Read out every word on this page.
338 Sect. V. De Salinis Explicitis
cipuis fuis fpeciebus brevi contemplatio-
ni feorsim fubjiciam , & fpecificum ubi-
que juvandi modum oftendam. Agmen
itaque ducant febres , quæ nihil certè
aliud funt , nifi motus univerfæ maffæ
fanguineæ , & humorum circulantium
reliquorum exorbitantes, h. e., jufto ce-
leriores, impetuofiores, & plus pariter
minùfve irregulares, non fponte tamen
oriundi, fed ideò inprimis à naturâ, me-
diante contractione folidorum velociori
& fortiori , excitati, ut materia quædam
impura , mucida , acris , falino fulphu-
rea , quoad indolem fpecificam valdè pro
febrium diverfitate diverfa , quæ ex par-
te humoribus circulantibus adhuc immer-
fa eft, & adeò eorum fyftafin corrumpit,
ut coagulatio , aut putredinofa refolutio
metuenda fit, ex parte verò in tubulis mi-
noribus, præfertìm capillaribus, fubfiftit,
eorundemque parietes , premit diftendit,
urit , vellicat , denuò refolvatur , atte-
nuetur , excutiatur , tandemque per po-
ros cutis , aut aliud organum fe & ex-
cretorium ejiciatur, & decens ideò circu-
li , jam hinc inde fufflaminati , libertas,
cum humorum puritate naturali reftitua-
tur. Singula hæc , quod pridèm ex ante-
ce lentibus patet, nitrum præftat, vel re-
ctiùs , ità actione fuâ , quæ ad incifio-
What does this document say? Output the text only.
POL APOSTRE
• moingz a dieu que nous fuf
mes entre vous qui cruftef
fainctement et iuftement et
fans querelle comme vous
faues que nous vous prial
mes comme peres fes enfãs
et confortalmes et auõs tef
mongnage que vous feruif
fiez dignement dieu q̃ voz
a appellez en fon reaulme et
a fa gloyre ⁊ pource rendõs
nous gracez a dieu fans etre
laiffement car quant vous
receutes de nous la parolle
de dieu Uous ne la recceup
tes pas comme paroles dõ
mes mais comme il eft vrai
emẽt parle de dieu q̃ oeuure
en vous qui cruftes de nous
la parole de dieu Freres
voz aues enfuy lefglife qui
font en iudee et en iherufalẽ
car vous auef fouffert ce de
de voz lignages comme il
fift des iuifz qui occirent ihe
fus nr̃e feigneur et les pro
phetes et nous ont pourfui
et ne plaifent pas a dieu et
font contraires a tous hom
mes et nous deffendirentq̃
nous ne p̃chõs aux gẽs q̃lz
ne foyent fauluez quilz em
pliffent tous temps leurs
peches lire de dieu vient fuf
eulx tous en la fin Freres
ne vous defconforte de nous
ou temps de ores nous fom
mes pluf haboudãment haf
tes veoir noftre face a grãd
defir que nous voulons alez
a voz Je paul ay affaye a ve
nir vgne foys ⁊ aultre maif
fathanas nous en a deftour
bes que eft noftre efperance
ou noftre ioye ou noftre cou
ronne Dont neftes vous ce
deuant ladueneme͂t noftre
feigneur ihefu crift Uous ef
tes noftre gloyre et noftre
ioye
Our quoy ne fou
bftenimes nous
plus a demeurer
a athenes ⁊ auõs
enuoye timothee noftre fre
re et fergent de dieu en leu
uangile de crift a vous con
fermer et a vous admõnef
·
□ □ □ □
> _Requirement_
Reproduce the records above exactly.

> _Reply to the task_
Read out every word on this page.
338 Sect. V. De Salinis Explicitis
cipuis fuis fpeciebus brevi contemplatio-
ni feorsim fubjiciam , & fpecificum ubi-
que juvandi modum oftendam. Agmen
itaque ducant febres , quæ nihil certè
aliud funt , nifi motus univerfæ maffæ
fanguineæ , & humorum circulantium
reliquorum exorbitantes, h. e., jufto ce-
leriores, impetuofiores, & plus pariter
minùfve irregulares, non fponte tamen
oriundi, fed ideò inprimis à naturâ, me-
diante contractione folidorum velociori
& fortiori , excitati, ut materia quædam
impura , mucida , acris , falino fulphu-
rea , quoad indolem fpecificam valdè pro
febrium diverfitate diverfa , quæ ex par-
te humoribus circulantibus adhuc immer-
fa eft, & adeò eorum fyftafin corrumpit,
ut coagulatio , aut putredinofa refolutio
metuenda fit, ex parte verò in tubulis mi-
noribus, præfertìm capillaribus, fubfiftit,
eorundemque parietes , premit diftendit,
urit , vellicat , denuò refolvatur , atte-
nuetur , excutiatur , tandemque per po-
ros cutis , aut aliud organum fe & ex-
cretorium ejiciatur, & decens ideò circu-
li , jam hinc inde fufflaminati , libertas,
cum humorum puritate naturali reftitua-
tur. Singula hæc , quod pridèm ex ante-
ce lentibus patet, nitrum præftat, vel re-
ctiùs , ità actione fuâ , quæ ad incifio-
What does this document say? Output the text only.
POL APOSTRE
• moingz a dieu que nous fuf
mes entre vous qui cruftef
fainctement et iuftement et
fans querelle comme vous
faues que nous vous prial
mes comme peres fes enfãs
et confortalmes et auõs tef
mongnage que vous feruif
fiez dignement dieu q̃ voz
a appellez en fon reaulme et
a fa gloyre ⁊ pource rendõs
nous gracez a dieu fans etre
laiffement car quant vous
receutes de nous la parolle
de dieu Uous ne la recceup
tes pas comme paroles dõ
mes mais comme il eft vrai
emẽt parle de dieu q̃ oeuure
en vous qui cruftes de nous
la parole de dieu Freres
voz aues enfuy lefglife qui
font en iudee et en iherufalẽ
car vous auef fouffert ce de
de voz lignages comme il
fift des iuifz qui occirent ihe
fus nr̃e feigneur et les pro
phetes et nous ont pourfui
et ne plaifent pas a dieu et
font contraires a tous hom
mes et nous deffendirentq̃
nous ne p̃chõs aux gẽs q̃lz
ne foyent fauluez quilz em
pliffent tous temps leurs
peches lire de dieu vient fuf
eulx tous en la fin Freres
ne vous defconforte de nous
ou temps de ores nous fom
mes pluf haboudãment haf
tes veoir noftre face a grãd
defir que nous voulons alez
a voz Je paul ay affaye a ve
nir vgne foys ⁊ aultre maif
fathanas nous en a deftour
bes que eft noftre efperance
ou noftre ioye ou noftre cou
ronne Dont neftes vous ce
deuant ladueneme͂t noftre
feigneur ihefu crift Uous ef
tes noftre gloyre et noftre
ioye
Our quoy ne fou
bftenimes nous
plus a demeurer
a athenes ⁊ auõs
enuoye timothee noftre fre
re et fergent de dieu en leu
uangile de crift a vous con
fermer et a vous admõnef
·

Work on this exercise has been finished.